** DO THIS **
Below are the records; pull every line that includes "patru".

-- -- --

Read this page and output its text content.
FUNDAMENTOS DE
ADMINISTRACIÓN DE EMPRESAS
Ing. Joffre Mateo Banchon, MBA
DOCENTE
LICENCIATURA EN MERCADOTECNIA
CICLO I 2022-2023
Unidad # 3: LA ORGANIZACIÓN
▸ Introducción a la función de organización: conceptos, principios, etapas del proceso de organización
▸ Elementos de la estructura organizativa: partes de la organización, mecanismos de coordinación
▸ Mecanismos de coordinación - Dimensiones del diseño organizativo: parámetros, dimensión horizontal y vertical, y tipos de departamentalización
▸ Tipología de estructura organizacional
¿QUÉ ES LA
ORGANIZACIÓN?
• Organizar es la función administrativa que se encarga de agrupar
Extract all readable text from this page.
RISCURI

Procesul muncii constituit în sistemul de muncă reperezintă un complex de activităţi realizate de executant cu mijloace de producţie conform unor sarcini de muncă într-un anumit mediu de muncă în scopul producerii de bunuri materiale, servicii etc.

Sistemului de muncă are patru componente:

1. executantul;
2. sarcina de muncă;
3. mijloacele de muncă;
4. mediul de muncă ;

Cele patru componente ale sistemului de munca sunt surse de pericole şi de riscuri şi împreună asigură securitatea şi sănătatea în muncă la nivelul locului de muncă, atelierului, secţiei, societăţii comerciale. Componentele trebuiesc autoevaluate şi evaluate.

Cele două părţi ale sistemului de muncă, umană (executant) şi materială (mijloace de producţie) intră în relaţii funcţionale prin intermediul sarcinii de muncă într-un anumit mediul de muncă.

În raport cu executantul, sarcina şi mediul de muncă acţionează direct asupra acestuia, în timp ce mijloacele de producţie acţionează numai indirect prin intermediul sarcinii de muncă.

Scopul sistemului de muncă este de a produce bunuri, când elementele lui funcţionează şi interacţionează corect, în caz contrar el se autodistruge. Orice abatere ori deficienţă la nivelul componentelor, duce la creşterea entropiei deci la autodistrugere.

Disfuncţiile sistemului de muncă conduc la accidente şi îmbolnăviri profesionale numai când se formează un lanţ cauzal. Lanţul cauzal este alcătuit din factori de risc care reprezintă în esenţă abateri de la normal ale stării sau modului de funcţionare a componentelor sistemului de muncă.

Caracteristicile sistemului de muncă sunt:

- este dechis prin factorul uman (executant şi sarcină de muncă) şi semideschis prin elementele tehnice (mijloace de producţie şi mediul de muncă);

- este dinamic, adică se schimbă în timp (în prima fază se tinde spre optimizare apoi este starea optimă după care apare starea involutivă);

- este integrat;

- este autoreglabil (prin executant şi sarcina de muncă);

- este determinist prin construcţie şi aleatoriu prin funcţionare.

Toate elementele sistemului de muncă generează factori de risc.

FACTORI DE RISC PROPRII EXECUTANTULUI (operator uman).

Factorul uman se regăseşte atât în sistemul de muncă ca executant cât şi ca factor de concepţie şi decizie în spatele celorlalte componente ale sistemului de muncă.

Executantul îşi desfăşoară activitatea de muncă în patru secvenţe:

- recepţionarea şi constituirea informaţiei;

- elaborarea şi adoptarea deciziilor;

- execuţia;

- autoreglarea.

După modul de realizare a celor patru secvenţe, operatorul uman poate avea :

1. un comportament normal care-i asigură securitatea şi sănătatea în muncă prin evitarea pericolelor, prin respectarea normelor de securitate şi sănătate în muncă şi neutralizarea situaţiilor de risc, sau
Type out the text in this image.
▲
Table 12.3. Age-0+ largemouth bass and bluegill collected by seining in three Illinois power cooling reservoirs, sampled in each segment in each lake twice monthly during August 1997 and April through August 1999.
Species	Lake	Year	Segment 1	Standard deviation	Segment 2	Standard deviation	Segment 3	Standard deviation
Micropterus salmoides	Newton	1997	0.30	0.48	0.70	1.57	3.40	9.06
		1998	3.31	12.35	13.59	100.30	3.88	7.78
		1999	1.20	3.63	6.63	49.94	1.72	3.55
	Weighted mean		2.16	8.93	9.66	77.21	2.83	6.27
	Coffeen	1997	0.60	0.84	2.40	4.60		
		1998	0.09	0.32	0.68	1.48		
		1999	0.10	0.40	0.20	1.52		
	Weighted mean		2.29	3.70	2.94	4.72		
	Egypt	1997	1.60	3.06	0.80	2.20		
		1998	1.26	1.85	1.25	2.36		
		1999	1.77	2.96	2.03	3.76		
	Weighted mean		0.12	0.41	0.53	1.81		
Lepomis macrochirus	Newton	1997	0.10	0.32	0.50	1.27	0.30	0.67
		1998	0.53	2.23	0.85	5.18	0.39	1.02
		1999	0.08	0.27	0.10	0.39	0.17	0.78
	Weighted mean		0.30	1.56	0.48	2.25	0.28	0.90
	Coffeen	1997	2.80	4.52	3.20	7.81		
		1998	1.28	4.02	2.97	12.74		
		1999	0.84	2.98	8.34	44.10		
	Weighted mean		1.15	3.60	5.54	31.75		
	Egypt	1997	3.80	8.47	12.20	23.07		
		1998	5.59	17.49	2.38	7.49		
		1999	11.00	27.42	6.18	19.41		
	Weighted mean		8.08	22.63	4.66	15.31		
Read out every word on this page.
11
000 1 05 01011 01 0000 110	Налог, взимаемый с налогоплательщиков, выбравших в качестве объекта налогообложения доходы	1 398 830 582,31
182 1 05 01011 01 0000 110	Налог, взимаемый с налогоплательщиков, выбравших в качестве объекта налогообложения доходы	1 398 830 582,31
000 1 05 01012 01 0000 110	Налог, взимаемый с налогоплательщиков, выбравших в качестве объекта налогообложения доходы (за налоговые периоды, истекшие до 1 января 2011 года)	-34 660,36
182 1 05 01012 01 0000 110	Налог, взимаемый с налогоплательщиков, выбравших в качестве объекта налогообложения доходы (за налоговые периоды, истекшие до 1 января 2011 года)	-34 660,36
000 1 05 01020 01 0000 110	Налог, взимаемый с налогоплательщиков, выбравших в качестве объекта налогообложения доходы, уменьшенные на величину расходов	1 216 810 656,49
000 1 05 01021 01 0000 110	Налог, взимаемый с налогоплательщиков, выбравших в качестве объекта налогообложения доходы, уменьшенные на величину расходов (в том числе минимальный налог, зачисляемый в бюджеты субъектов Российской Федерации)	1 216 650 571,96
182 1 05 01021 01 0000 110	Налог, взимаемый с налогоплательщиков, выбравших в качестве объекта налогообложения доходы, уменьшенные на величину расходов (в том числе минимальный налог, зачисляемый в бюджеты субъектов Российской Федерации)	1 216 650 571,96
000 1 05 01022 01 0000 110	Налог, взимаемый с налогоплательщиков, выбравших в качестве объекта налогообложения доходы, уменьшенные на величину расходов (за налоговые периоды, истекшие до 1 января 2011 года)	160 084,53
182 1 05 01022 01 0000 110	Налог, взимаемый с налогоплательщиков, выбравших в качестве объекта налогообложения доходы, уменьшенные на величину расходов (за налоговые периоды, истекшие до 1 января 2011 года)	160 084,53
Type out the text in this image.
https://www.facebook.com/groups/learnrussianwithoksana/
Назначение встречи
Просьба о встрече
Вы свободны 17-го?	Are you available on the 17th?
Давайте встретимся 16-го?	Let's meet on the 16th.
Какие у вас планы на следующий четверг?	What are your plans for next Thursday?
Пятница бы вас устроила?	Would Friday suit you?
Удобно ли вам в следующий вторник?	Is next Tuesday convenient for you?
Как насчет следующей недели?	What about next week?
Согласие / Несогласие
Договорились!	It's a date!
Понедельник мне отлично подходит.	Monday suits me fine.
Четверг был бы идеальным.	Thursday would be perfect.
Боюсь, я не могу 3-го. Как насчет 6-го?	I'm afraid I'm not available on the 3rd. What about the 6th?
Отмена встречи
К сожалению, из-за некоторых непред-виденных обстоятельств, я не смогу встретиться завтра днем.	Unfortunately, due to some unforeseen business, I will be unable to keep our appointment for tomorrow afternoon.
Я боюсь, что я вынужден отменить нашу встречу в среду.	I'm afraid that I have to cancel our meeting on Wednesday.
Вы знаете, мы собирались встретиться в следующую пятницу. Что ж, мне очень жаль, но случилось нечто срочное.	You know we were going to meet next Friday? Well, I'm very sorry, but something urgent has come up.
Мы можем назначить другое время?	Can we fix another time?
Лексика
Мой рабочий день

-- -- --

** TASK OUTPUT **
Sistemului de muncă are patru componente:
Cele patru componente ale sistemului de munca sunt surse de pericole şi de riscuri şi împreună asigură securitatea şi sănătatea în muncă la nivelul locului de muncă, atelierului, secţiei, societăţii comerciale. Componentele trebuiesc autoevaluate şi evaluate.
Executantul îşi desfăşoară activitatea de muncă în patru secvenţe:
După modul de realizare a celor patru secvenţe, operatorul uman poate avea :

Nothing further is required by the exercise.